[Data records]
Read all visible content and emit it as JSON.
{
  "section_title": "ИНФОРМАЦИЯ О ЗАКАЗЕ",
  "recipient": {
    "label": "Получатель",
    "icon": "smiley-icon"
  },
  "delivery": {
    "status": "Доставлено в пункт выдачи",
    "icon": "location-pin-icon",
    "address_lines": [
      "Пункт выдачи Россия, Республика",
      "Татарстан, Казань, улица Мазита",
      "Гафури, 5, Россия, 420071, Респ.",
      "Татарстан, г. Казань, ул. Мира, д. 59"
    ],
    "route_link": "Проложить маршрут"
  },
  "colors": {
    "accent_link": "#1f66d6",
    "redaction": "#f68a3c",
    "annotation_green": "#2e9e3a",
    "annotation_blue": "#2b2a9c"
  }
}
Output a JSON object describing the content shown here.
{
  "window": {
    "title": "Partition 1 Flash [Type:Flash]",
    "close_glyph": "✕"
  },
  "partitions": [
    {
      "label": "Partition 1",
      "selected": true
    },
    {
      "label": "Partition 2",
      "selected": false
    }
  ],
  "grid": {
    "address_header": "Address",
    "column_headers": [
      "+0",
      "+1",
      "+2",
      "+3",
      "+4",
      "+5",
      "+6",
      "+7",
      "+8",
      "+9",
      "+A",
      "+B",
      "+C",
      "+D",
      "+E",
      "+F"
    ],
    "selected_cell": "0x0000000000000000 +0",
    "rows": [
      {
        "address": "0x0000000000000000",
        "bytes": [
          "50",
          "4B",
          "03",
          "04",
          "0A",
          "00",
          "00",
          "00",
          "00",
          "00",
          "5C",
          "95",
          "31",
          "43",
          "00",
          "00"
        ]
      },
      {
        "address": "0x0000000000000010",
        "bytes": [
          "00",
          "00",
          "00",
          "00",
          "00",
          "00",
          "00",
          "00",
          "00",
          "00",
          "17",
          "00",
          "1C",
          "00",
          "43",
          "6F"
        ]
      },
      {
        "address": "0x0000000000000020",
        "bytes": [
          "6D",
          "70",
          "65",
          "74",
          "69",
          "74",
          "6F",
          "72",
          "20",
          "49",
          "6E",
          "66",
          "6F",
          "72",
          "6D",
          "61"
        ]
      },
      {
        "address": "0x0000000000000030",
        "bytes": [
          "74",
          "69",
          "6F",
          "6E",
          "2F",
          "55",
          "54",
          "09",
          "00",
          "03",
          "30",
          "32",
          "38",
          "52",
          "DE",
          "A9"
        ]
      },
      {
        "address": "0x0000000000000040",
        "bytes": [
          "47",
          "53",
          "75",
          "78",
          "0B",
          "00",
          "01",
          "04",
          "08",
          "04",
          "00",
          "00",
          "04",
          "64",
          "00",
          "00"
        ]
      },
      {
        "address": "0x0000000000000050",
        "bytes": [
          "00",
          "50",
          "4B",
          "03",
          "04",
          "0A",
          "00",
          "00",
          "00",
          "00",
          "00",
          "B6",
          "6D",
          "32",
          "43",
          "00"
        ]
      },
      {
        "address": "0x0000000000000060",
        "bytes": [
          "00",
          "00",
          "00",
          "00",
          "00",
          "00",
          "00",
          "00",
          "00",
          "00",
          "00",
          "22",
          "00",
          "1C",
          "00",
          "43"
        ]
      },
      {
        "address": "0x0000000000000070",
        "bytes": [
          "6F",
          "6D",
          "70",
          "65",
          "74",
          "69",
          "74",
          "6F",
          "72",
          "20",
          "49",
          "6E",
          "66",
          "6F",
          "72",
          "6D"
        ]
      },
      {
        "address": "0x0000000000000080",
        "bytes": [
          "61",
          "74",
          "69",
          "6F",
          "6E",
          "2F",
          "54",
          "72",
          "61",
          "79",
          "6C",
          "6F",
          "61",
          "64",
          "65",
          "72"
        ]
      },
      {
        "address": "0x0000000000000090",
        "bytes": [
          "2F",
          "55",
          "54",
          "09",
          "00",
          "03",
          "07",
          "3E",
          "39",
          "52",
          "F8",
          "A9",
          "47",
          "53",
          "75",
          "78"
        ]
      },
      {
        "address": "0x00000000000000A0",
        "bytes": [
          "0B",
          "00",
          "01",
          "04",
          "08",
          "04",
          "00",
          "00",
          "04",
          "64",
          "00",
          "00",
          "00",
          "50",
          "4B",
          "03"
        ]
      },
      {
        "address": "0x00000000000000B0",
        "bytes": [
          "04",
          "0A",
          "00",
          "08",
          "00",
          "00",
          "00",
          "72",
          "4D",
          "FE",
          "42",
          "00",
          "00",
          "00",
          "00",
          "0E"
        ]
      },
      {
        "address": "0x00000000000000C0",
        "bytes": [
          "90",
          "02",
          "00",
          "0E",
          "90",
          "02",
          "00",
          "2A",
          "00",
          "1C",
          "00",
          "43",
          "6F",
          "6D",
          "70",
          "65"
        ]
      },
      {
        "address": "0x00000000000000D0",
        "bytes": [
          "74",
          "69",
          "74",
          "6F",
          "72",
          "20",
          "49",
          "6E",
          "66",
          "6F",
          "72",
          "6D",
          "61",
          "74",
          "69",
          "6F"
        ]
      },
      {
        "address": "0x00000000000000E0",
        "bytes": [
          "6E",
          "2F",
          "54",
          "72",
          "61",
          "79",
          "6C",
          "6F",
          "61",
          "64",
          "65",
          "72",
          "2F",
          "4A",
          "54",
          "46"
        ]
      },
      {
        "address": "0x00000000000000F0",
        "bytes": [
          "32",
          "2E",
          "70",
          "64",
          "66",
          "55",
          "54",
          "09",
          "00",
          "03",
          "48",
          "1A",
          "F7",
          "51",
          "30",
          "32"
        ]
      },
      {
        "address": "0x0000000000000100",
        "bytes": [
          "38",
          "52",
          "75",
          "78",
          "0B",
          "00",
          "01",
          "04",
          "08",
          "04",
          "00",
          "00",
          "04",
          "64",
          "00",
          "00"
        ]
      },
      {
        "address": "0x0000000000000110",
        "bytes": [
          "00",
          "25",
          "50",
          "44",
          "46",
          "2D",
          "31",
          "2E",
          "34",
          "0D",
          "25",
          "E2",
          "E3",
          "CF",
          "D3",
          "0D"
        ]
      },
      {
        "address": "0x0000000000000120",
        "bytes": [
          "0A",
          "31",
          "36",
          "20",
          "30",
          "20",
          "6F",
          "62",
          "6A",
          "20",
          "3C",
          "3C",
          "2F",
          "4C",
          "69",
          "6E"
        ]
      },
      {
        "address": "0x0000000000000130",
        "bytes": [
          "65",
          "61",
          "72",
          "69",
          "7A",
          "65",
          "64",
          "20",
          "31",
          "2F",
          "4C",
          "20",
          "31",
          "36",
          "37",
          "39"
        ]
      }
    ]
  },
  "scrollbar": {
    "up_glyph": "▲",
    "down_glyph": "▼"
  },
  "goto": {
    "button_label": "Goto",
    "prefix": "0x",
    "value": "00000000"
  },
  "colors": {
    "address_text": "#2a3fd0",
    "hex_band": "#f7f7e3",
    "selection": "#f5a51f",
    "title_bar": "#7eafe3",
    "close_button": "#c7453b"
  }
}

**WRITTEN PROBLEM**
Copy out the whole listing exactly as written.

**OUTPUT BELOW**
Read all visible content and emit it as JSON.
{
  "section_title": "ИНФОРМАЦИЯ О ЗАКАЗЕ",
  "recipient": {
    "label": "Получатель",
    "icon": "smiley-icon"
  },
  "delivery": {
    "status": "Доставлено в пункт выдачи",
    "icon": "location-pin-icon",
    "address_lines": [
      "Пункт выдачи Россия, Республика",
      "Татарстан, Казань, улица Мазита",
      "Гафури, 5, Россия, 420071, Респ.",
      "Татарстан, г. Казань, ул. Мира, д. 59"
    ],
    "route_link": "Проложить маршрут"
  },
  "colors": {
    "accent_link": "#1f66d6",
    "redaction": "#f68a3c",
    "annotation_green": "#2e9e3a",
    "annotation_blue": "#2b2a9c"
  }
}
Output a JSON object describing the content shown here.
{
  "window": {
    "title": "Partition 1 Flash [Type:Flash]",
    "close_glyph": "✕"
  },
  "partitions": [
    {
      "label": "Partition 1",
      "selected": true
    },
    {
      "label": "Partition 2",
      "selected": false
    }
  ],
  "grid": {
    "address_header": "Address",
    "column_headers": [
      "+0",
      "+1",
      "+2",
      "+3",
      "+4",
      "+5",
      "+6",
      "+7",
      "+8",
      "+9",
      "+A",
      "+B",
      "+C",
      "+D",
      "+E",
      "+F"
    ],
    "selected_cell": "0x0000000000000000 +0",
    "rows": [
      {
        "address": "0x0000000000000000",
        "bytes": [
          "50",
          "4B",
          "03",
          "04",
          "0A",
          "00",
          "00",
          "00",
          "00",
          "00",
          "5C",
          "95",
          "31",
          "43",
          "00",
          "00"
        ]
      },
      {
        "address": "0x0000000000000010",
        "bytes": [
          "00",
          "00",
          "00",
          "00",
          "00",
          "00",
          "00",
          "00",
          "00",
          "00",
          "17",
          "00",
          "1C",
          "00",
          "43",
          "6F"
        ]
      },
      {
        "address": "0x0000000000000020",
        "bytes": [
          "6D",
          "70",
          "65",
          "74",
          "69",
          "74",
          "6F",
          "72",
          "20",
          "49",
          "6E",
          "66",
          "6F",
          "72",
          "6D",
          "61"
        ]
      },
      {
        "address": "0x0000000000000030",
        "bytes": [
          "74",
          "69",
          "6F",
          "6E",
          "2F",
          "55",
          "54",
          "09",
          "00",
          "03",
          "30",
          "32",
          "38",
          "52",
          "DE",
          "A9"
        ]
      },
      {
        "address": "0x0000000000000040",
        "bytes": [
          "47",
          "53",
          "75",
          "78",
          "0B",
          "00",
          "01",
          "04",
          "08",
          "04",
          "00",
          "00",
          "04",
          "64",
          "00",
          "00"
        ]
      },
      {
        "address": "0x0000000000000050",
        "bytes": [
          "00",
          "50",
          "4B",
          "03",
          "04",
          "0A",
          "00",
          "00",
          "00",
          "00",
          "00",
          "B6",
          "6D",
          "32",
          "43",
          "00"
        ]
      },
      {
        "address": "0x0000000000000060",
        "bytes": [
          "00",
          "00",
          "00",
          "00",
          "00",
          "00",
          "00",
          "00",
          "00",
          "00",
          "00",
          "22",
          "00",
          "1C",
          "00",
          "43"
        ]
      },
      {
        "address": "0x0000000000000070",
        "bytes": [
          "6F",
          "6D",
          "70",
          "65",
          "74",
          "69",
          "74",
          "6F",
          "72",
          "20",
          "49",
          "6E",
          "66",
          "6F",
          "72",
          "6D"
        ]
      },
      {
        "address": "0x0000000000000080",
        "bytes": [
          "61",
          "74",
          "69",
          "6F",
          "6E",
          "2F",
          "54",
          "72",
          "61",
          "79",
          "6C",
          "6F",
          "61",
          "64",
          "65",
          "72"
        ]
      },
      {
        "address": "0x0000000000000090",
        "bytes": [
          "2F",
          "55",
          "54",
          "09",
          "00",
          "03",
          "07",
          "3E",
          "39",
          "52",
          "F8",
          "A9",
          "47",
          "53",
          "75",
          "78"
        ]
      },
      {
        "address": "0x00000000000000A0",
        "bytes": [
          "0B",
          "00",
          "01",
          "04",
          "08",
          "04",
          "00",
          "00",
          "04",
          "64",
          "00",
          "00",
          "00",
          "50",
          "4B",
          "03"
        ]
      },
      {
        "address": "0x00000000000000B0",
        "bytes": [
          "04",
          "0A",
          "00",
          "08",
          "00",
          "00",
          "00",
          "72",
          "4D",
          "FE",
          "42",
          "00",
          "00",
          "00",
          "00",
          "0E"
        ]
      },
      {
        "address": "0x00000000000000C0",
        "bytes": [
          "90",
          "02",
          "00",
          "0E",
          "90",
          "02",
          "00",
          "2A",
          "00",
          "1C",
          "00",
          "43",
          "6F",
          "6D",
          "70",
          "65"
        ]
      },
      {
        "address": "0x00000000000000D0",
        "bytes": [
          "74",
          "69",
          "74",
          "6F",
          "72",
          "20",
          "49",
          "6E",
          "66",
          "6F",
          "72",
          "6D",
          "61",
          "74",
          "69",
          "6F"
        ]
      },
      {
        "address": "0x00000000000000E0",
        "bytes": [
          "6E",
          "2F",
          "54",
          "72",
          "61",
          "79",
          "6C",
          "6F",
          "61",
          "64",
          "65",
          "72",
          "2F",
          "4A",
          "54",
          "46"
        ]
      },
      {
        "address": "0x00000000000000F0",
        "bytes": [
          "32",
          "2E",
          "70",
          "64",
          "66",
          "55",
          "54",
          "09",
          "00",
          "03",
          "48",
          "1A",
          "F7",
          "51",
          "30",
          "32"
        ]
      },
      {
        "address": "0x0000000000000100",
        "bytes": [
          "38",
          "52",
          "75",
          "78",
          "0B",
          "00",
          "01",
          "04",
          "08",
          "04",
          "00",
          "00",
          "04",
          "64",
          "00",
          "00"
        ]
      },
      {
        "address": "0x0000000000000110",
        "bytes": [
          "00",
          "25",
          "50",
          "44",
          "46",
          "2D",
          "31",
          "2E",
          "34",
          "0D",
          "25",
          "E2",
          "E3",
          "CF",
          "D3",
          "0D"
        ]
      },
      {
        "address": "0x0000000000000120",
        "bytes": [
          "0A",
          "31",
          "36",
          "20",
          "30",
          "20",
          "6F",
          "62",
          "6A",
          "20",
          "3C",
          "3C",
          "2F",
          "4C",
          "69",
          "6E"
        ]
      },
      {
        "address": "0x0000000000000130",
        "bytes": [
          "65",
          "61",
          "72",
          "69",
          "7A",
          "65",
          "64",
          "20",
          "31",
          "2F",
          "4C",
          "20",
          "31",
          "36",
          "37",
          "39"
        ]
      }
    ]
  },
  "scrollbar": {
    "up_glyph": "▲",
    "down_glyph": "▼"
  },
  "goto": {
    "button_label": "Goto",
    "prefix": "0x",
    "value": "00000000"
  },
  "colors": {
    "address_text": "#2a3fd0",
    "hex_band": "#f7f7e3",
    "selection": "#f5a51f",
    "title_bar": "#7eafe3",
    "close_button": "#c7453b"
  }
}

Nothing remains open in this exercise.